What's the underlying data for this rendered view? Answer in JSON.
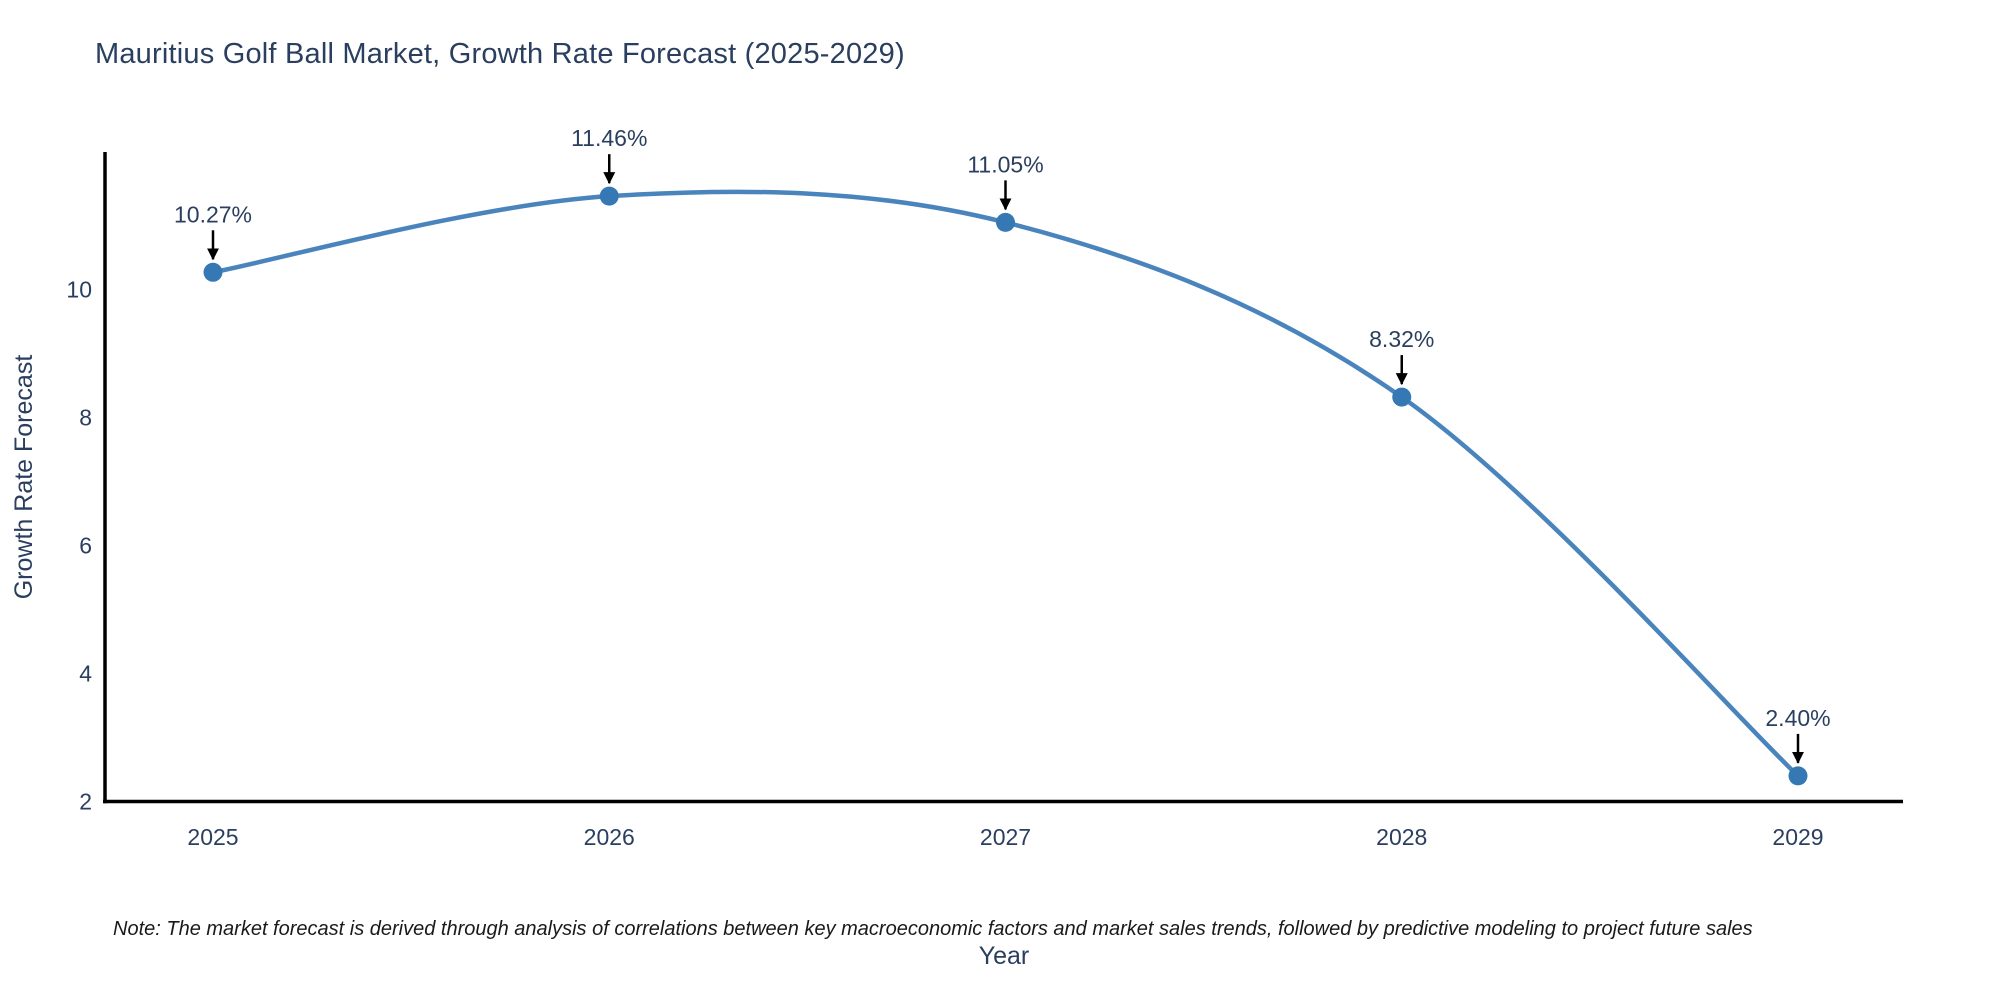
{
  "title": "Mauritius Golf Ball Market, Growth Rate Forecast (2025-2029)",
  "note": "Note: The market forecast is derived through analysis of correlations between key macroeconomic factors and market sales trends, followed by predictive modeling to project future sales",
  "colors": {
    "background": "#ffffff",
    "line": "#4a84bd",
    "marker": "#3678b4",
    "axis": "#000000",
    "text": "#2a3f5f",
    "arrow": "#000000",
    "note_text": "#1a1a1a"
  },
  "chart_data": {
    "type": "line",
    "title": "Mauritius Golf Ball Market, Growth Rate Forecast (2025-2029)",
    "x": [
      "2025",
      "2026",
      "2027",
      "2028",
      "2029"
    ],
    "values": [
      10.27,
      11.46,
      11.05,
      8.32,
      2.4
    ],
    "point_labels": [
      "10.27%",
      "11.46%",
      "11.05%",
      "8.32%",
      "2.40%"
    ],
    "xlabel": "Year",
    "ylabel": "Growth Rate Forecast",
    "yticks": [
      2,
      4,
      6,
      8,
      10
    ],
    "ylim": [
      2,
      12.15
    ],
    "line_shape": "spline",
    "markers": true,
    "grid": false,
    "legend": false,
    "annotation_style": "arrow-down-to-point"
  }
}
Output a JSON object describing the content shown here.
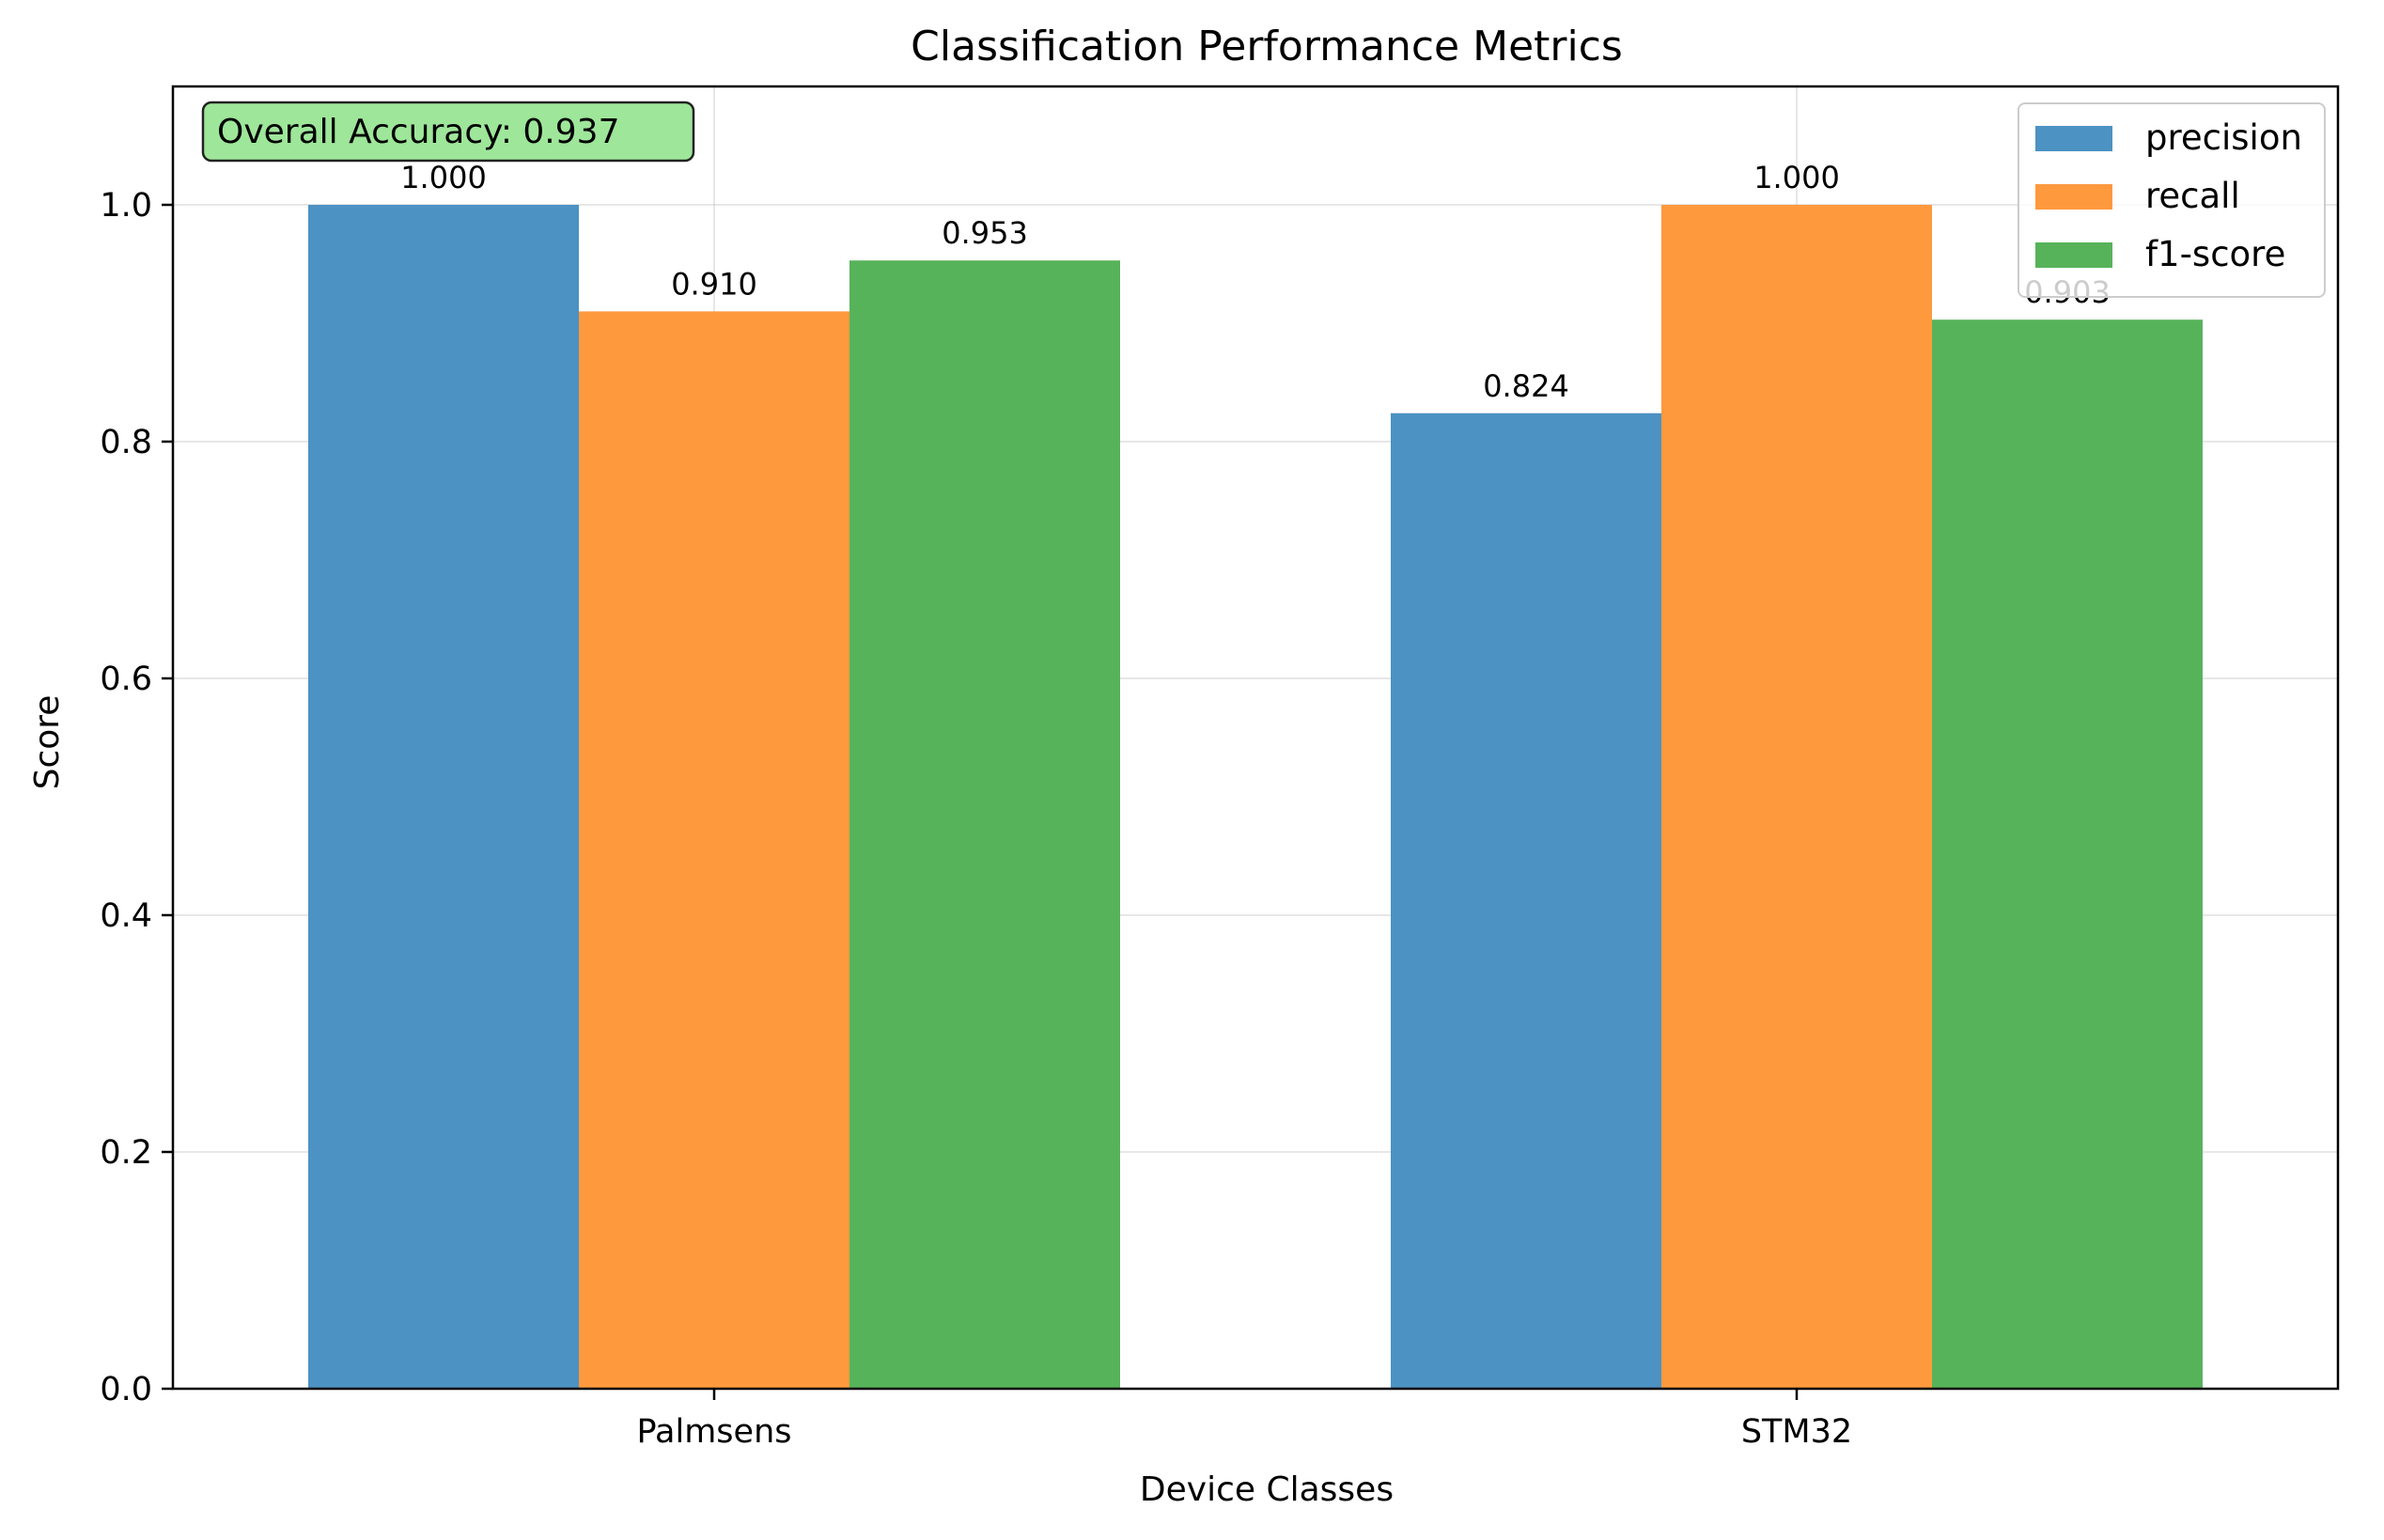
{
  "chart_data": {
    "type": "bar",
    "title": "Classification Performance Metrics",
    "xlabel": "Device Classes",
    "ylabel": "Score",
    "categories": [
      "Palmsens",
      "STM32"
    ],
    "series": [
      {
        "name": "precision",
        "values": [
          1.0,
          0.824
        ],
        "labels": [
          "1.000",
          "0.824"
        ],
        "color": "#4c92c3"
      },
      {
        "name": "recall",
        "values": [
          0.91,
          1.0
        ],
        "labels": [
          "0.910",
          "1.000"
        ],
        "color": "#ff993e"
      },
      {
        "name": "f1-score",
        "values": [
          0.953,
          0.903
        ],
        "labels": [
          "0.953",
          "0.903"
        ],
        "color": "#57b35a"
      }
    ],
    "ylim": [
      0,
      1.1
    ],
    "yticks": [
      0.0,
      0.2,
      0.4,
      0.6,
      0.8,
      1.0
    ],
    "ytick_labels": [
      "0.0",
      "0.2",
      "0.4",
      "0.6",
      "0.8",
      "1.0"
    ],
    "grid": true,
    "legend_position": "top-right",
    "annotation": {
      "text": "Overall Accuracy: 0.937",
      "bg_color": "#9ee69a",
      "position": "top-left"
    }
  }
}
---
Task directions – Reproduce the records above exactly, leaving out every picture they contain.

Reply to the exercise –
What's the underlying data for this rendered view? Answer in JSON.
{
  "title": "Mauritius Golf Ball Market, Growth Rate Forecast (2025-2029)",
  "note": "Note: The market forecast is derived through analysis of correlations between key macroeconomic factors and market sales trends, followed by predictive modeling to project future sales",
  "colors": {
    "background": "#ffffff",
    "line": "#4a84bd",
    "marker": "#3678b4",
    "axis": "#000000",
    "text": "#2a3f5f",
    "arrow": "#000000",
    "note_text": "#1a1a1a"
  },
  "chart_data": {
    "type": "line",
    "title": "Mauritius Golf Ball Market, Growth Rate Forecast (2025-2029)",
    "x": [
      "2025",
      "2026",
      "2027",
      "2028",
      "2029"
    ],
    "values": [
      10.27,
      11.46,
      11.05,
      8.32,
      2.4
    ],
    "point_labels": [
      "10.27%",
      "11.46%",
      "11.05%",
      "8.32%",
      "2.40%"
    ],
    "xlabel": "Year",
    "ylabel": "Growth Rate Forecast",
    "yticks": [
      2,
      4,
      6,
      8,
      10
    ],
    "ylim": [
      2,
      12.15
    ],
    "line_shape": "spline",
    "markers": true,
    "grid": false,
    "legend": false,
    "annotation_style": "arrow-down-to-point"
  }
}
Output a JSON object describing the content shown here.
{
  "chart_data": {
    "type": "bar",
    "title": "Classification Performance Metrics",
    "xlabel": "Device Classes",
    "ylabel": "Score",
    "categories": [
      "Palmsens",
      "STM32"
    ],
    "series": [
      {
        "name": "precision",
        "values": [
          1.0,
          0.824
        ],
        "labels": [
          "1.000",
          "0.824"
        ],
        "color": "#4c92c3"
      },
      {
        "name": "recall",
        "values": [
          0.91,
          1.0
        ],
        "labels": [
          "0.910",
          "1.000"
        ],
        "color": "#ff993e"
      },
      {
        "name": "f1-score",
        "values": [
          0.953,
          0.903
        ],
        "labels": [
          "0.953",
          "0.903"
        ],
        "color": "#57b35a"
      }
    ],
    "ylim": [
      0,
      1.1
    ],
    "yticks": [
      0.0,
      0.2,
      0.4,
      0.6,
      0.8,
      1.0
    ],
    "ytick_labels": [
      "0.0",
      "0.2",
      "0.4",
      "0.6",
      "0.8",
      "1.0"
    ],
    "grid": true,
    "legend_position": "top-right",
    "annotation": {
      "text": "Overall Accuracy: 0.937",
      "bg_color": "#9ee69a",
      "position": "top-left"
    }
  }
}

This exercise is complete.